#### [AVAILABLE RECORDS]
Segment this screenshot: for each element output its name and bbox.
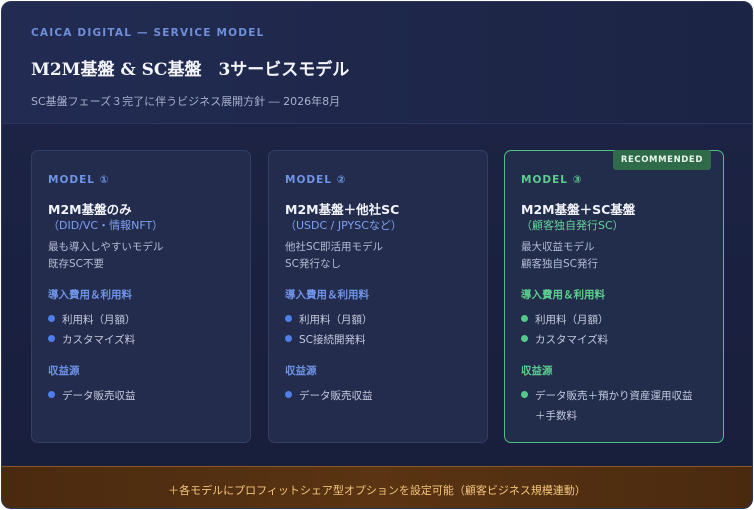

...

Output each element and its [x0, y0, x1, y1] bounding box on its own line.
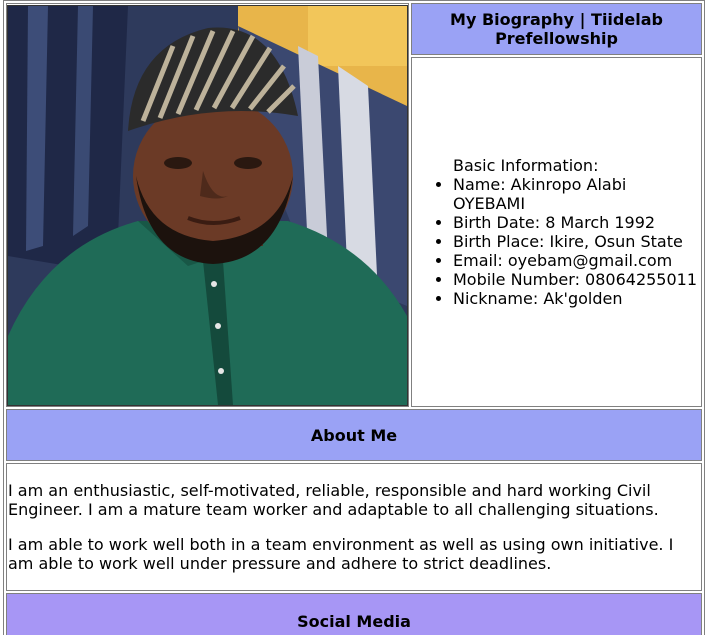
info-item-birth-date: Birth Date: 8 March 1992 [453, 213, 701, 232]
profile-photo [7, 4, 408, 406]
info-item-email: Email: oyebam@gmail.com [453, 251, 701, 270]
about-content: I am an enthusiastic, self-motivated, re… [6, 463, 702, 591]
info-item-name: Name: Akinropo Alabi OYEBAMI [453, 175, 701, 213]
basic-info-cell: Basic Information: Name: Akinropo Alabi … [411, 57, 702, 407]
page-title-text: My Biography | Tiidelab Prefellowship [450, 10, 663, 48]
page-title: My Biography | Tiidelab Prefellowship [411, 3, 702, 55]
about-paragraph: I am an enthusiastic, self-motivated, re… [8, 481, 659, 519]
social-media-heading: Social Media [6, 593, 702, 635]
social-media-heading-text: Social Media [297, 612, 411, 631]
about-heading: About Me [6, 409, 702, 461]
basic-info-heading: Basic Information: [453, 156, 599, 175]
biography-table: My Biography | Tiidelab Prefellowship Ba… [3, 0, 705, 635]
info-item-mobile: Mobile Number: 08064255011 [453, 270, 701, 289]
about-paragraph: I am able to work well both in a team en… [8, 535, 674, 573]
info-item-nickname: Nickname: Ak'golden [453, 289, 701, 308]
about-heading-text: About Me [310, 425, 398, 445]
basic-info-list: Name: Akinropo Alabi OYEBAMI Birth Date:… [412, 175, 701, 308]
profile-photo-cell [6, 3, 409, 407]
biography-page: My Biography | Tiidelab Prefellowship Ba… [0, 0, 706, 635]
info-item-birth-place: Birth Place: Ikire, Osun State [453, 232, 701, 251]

#### [DIRECTION]
Can you turn everything in the records from the line containing "Output each element" down to the line containing "info-item-birth-place: Birth Place: Ikire, Osun" into a JSON list of strings, one per line, with blank lines skipped and the pictures left out?

#### [SOLUTION TO THIS PROBLEM]
[
  "Output each element and its [x0, y0, x1, y1] bounding box on its own line.",
  "info-item-birth-date: Birth Date: 8 March 1992 [453, 213, 701, 232]",
  "profile-photo [7, 4, 408, 406]",
  "info-item-email: Email: oyebam@gmail.com [453, 251, 701, 270]",
  "about-content: I am an enthusiastic, self-motivated, re… [6, 463, 702, 591]",
  "info-item-name: Name: Akinropo Alabi OYEBAMI [453, 175, 701, 213]",
  "basic-info-cell: Basic Information: Name: Akinropo Alabi … [411, 57, 702, 407]",
  "page-title-text: My Biography | Tiidelab Prefellowship [450, 10, 663, 48]",
  "page-title: My Biography | Tiidelab Prefellowship [411, 3, 702, 55]",
  "about-paragraph: I am an enthusiastic, self-motivated, re… [8, 481, 659, 519]",
  "social-media-heading: Social Media [6, 593, 702, 635]",
  "social-media-heading-text: Social Media [297, 612, 411, 631]",
  "about-heading: About Me [6, 409, 702, 461]",
  "basic-info-heading: Basic Information: [453, 156, 599, 175]",
  "biography-table: My Biography | Tiidelab Prefellowship Ba… [3, 0, 705, 635]",
  "info-item-mobile: Mobile Number: 08064255011 [453, 270, 701, 289]",
  "about-paragraph: I am able to work well both in a team en… [8, 535, 674, 573]",
  "info-item-nickname: Nickname: Ak'golden [453, 289, 701, 308]",
  "about-heading-text: About Me [310, 425, 398, 445]",
  "basic-info-list: Name: Akinropo Alabi OYEBAMI Birth Date:… [412, 175, 701, 308]",
  "profile-photo-cell [6, 3, 409, 407]",
  "biography-page: My Biography | Tiidelab Prefellowship Ba… [0, 0, 706, 635]",
  "info-item-birth-place: Birth Place: Ikire, Osun State [453, 232, 701, 251]"
]